Lift out each line of the data that holds "title".

(Exercise data):
----------
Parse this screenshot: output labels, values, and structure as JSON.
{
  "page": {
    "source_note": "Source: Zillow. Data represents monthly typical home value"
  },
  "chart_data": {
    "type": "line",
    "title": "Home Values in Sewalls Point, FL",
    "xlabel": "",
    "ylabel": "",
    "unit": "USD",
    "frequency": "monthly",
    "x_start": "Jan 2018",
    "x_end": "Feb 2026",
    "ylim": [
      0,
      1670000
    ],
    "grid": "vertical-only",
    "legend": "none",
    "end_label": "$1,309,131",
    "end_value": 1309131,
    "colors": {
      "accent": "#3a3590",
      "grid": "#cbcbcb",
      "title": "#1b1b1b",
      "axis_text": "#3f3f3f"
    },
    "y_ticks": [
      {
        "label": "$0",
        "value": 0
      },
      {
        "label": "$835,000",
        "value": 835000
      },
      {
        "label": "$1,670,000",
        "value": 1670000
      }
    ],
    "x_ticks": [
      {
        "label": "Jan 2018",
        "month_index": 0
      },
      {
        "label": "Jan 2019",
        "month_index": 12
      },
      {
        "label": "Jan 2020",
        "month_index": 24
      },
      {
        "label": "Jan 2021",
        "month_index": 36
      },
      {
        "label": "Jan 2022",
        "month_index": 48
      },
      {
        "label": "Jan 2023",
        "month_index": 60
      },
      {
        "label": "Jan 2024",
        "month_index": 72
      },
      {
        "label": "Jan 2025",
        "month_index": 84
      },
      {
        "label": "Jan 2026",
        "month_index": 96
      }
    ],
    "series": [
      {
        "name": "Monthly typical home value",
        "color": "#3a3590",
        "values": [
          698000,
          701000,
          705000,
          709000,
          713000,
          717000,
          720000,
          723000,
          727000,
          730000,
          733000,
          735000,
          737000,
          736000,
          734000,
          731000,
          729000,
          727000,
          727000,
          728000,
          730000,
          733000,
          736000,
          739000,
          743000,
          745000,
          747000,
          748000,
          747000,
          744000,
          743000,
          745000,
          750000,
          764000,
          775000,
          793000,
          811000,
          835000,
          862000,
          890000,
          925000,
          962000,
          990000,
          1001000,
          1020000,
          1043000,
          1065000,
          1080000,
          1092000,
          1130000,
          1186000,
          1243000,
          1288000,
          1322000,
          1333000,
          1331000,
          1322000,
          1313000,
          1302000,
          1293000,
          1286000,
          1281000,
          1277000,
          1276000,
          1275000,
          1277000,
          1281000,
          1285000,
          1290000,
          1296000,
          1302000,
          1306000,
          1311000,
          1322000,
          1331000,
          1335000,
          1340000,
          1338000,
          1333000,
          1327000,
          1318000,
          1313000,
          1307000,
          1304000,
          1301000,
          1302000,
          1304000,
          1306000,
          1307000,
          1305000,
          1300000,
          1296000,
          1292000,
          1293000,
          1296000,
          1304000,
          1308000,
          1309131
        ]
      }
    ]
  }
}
----------
(Expected answer):
    "title": "Home Values in Sewalls Point, FL",
      "title": "#1b1b1b",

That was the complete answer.